## Problem
Reproduce every line in the listing that contains the word "родители".

## Exercise input
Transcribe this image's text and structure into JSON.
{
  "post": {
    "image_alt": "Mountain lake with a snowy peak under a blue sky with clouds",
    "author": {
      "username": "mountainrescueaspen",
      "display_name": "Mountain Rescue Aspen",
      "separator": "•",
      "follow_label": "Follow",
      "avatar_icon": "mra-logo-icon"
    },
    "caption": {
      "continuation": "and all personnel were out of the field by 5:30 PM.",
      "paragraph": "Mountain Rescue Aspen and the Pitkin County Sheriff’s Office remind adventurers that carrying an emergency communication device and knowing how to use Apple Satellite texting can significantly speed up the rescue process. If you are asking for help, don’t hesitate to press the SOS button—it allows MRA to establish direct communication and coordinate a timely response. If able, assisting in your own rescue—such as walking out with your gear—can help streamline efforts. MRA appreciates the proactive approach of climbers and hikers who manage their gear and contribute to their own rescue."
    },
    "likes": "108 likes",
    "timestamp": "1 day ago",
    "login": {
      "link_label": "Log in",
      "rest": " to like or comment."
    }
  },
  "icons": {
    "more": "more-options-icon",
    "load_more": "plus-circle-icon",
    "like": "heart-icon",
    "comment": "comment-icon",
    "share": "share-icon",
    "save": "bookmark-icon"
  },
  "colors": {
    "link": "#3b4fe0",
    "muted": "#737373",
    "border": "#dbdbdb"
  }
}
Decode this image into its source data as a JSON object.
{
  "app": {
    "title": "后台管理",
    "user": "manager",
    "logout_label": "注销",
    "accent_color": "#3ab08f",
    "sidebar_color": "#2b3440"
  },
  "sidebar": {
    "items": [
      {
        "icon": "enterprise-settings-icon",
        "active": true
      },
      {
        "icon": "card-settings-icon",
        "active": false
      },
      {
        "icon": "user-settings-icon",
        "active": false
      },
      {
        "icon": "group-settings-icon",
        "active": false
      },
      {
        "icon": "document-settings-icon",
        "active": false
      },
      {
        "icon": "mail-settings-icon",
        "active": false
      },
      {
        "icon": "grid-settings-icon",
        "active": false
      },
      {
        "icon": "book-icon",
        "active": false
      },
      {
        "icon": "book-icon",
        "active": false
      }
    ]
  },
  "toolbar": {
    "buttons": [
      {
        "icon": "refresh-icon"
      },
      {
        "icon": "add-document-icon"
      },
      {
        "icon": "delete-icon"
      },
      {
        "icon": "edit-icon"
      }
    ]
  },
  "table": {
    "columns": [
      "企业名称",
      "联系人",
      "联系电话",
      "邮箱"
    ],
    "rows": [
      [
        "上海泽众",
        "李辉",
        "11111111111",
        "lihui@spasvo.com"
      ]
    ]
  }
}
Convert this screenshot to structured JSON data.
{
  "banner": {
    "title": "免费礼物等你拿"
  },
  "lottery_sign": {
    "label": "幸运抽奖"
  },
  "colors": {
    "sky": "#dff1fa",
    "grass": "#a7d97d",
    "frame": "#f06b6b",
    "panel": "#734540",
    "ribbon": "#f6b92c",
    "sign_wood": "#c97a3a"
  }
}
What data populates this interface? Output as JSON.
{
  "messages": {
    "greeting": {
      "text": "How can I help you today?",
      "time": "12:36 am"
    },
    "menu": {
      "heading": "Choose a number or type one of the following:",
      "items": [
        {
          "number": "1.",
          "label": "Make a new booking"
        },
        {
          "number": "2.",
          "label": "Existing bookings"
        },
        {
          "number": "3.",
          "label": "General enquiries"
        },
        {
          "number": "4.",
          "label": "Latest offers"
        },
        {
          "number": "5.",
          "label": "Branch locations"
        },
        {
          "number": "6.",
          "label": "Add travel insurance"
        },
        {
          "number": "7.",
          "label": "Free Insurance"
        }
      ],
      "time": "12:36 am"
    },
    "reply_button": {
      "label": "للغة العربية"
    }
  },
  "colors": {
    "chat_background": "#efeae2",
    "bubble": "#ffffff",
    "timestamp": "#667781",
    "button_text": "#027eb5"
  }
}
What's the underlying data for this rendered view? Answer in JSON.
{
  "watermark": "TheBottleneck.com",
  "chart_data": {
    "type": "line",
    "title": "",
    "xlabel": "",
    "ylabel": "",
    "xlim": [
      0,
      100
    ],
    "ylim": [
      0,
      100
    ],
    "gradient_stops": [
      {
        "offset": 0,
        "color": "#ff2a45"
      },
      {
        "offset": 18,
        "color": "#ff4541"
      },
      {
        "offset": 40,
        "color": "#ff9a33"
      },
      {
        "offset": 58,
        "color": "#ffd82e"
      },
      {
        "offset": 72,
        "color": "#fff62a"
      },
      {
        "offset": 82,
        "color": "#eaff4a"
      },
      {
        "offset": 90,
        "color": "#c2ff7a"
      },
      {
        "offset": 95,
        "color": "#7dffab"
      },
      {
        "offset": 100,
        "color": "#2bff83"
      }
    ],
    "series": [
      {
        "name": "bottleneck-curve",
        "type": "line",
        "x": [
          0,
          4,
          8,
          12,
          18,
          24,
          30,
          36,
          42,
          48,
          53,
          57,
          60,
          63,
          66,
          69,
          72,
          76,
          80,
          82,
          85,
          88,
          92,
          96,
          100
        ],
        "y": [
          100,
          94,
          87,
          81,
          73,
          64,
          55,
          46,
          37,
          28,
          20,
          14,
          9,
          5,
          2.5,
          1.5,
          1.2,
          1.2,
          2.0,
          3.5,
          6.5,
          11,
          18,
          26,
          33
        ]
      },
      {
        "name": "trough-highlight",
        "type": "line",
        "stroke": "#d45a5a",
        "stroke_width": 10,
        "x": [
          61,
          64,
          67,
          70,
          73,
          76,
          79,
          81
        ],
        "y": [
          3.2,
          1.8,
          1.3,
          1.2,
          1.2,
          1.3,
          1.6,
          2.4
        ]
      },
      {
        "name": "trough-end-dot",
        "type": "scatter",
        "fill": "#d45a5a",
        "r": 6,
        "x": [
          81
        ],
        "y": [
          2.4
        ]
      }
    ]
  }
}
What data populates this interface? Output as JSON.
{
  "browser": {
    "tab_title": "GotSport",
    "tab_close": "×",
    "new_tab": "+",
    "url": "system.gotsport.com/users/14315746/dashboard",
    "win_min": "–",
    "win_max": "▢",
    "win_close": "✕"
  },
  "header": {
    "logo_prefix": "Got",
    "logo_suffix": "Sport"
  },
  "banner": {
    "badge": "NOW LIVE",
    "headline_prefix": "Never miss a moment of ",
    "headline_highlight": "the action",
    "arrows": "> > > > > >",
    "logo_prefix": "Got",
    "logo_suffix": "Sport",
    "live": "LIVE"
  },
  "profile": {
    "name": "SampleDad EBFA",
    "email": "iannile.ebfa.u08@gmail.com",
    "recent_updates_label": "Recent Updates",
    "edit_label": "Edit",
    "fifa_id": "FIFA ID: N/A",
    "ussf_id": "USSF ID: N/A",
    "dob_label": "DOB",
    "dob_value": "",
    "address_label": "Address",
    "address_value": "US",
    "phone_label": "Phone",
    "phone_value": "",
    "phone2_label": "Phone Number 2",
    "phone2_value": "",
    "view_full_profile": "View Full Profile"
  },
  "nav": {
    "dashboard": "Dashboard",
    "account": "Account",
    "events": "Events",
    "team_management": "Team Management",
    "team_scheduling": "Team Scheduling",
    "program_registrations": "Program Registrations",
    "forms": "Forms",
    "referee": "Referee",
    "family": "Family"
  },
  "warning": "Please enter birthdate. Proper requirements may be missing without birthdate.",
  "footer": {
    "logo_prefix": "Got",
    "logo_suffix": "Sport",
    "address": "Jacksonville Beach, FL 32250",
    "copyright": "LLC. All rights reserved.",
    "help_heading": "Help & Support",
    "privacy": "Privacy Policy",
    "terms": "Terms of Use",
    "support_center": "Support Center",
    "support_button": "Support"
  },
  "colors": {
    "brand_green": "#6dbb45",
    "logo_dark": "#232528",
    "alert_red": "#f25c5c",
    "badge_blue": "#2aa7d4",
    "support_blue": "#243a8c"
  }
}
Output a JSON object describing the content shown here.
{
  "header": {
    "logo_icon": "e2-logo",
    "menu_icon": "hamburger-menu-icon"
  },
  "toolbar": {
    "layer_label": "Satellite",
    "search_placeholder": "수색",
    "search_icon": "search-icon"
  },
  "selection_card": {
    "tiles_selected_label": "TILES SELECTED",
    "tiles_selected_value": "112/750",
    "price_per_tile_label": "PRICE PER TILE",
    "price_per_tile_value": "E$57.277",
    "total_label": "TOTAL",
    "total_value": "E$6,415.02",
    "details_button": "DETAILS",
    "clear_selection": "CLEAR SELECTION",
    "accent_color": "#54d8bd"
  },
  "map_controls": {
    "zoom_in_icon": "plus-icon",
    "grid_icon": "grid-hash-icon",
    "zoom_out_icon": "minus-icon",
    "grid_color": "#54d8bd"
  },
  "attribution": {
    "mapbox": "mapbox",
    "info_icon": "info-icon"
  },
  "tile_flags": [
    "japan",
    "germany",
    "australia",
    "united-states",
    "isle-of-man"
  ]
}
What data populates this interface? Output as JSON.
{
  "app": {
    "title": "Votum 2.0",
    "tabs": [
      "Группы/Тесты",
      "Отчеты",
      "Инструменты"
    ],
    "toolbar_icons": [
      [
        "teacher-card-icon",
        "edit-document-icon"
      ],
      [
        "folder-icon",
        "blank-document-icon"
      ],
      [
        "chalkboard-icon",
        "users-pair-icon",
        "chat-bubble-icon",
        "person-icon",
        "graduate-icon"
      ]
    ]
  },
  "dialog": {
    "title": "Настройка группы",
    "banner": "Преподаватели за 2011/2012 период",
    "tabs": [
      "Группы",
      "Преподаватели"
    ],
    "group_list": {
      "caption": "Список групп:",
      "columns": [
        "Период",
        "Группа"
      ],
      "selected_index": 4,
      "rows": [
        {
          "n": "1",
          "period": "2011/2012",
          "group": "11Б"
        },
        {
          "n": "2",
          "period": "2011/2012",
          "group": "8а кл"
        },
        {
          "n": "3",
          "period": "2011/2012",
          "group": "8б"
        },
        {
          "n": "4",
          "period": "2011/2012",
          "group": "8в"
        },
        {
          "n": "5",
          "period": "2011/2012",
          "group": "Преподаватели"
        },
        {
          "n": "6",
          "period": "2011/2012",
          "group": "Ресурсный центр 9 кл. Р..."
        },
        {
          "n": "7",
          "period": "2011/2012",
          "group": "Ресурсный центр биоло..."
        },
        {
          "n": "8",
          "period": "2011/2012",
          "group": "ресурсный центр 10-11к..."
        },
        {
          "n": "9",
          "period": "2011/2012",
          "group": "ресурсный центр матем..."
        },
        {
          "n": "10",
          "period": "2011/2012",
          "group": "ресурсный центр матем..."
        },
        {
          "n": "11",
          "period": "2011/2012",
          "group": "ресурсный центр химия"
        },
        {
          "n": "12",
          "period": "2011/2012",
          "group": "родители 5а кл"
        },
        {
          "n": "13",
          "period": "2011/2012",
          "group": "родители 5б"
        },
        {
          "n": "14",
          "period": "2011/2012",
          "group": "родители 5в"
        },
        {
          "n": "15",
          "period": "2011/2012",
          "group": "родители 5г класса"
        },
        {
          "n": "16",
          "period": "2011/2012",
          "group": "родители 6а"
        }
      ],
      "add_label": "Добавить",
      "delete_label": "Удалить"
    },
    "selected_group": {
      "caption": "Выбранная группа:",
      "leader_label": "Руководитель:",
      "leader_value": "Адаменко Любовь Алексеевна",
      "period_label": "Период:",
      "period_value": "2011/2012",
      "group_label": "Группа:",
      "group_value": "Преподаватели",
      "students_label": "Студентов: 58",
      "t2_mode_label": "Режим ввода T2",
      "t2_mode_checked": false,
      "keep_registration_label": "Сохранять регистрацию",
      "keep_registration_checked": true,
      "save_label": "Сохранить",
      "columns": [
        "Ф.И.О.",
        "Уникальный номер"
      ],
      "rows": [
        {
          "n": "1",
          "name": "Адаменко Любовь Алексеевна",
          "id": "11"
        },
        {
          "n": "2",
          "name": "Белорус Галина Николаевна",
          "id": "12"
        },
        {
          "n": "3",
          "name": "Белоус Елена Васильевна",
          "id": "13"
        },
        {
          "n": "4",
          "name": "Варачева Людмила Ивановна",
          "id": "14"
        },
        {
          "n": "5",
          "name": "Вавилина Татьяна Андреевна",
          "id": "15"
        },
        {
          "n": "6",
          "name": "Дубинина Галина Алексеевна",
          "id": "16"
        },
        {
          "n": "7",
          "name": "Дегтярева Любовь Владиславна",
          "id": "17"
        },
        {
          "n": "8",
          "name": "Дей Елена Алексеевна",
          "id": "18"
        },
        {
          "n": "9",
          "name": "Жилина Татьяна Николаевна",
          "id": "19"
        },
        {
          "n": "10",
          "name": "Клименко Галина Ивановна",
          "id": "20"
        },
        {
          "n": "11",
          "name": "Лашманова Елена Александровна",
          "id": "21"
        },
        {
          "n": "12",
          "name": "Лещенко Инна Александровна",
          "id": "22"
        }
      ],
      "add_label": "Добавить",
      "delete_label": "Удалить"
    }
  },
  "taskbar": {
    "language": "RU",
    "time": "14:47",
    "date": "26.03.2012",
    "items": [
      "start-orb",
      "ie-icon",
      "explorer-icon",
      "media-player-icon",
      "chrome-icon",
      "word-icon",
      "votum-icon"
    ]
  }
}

## Answer
          "group": "родители 5а кл"
          "group": "родители 5б"
          "group": "родители 5в"
          "group": "родители 5г класса"
          "group": "родители 6а"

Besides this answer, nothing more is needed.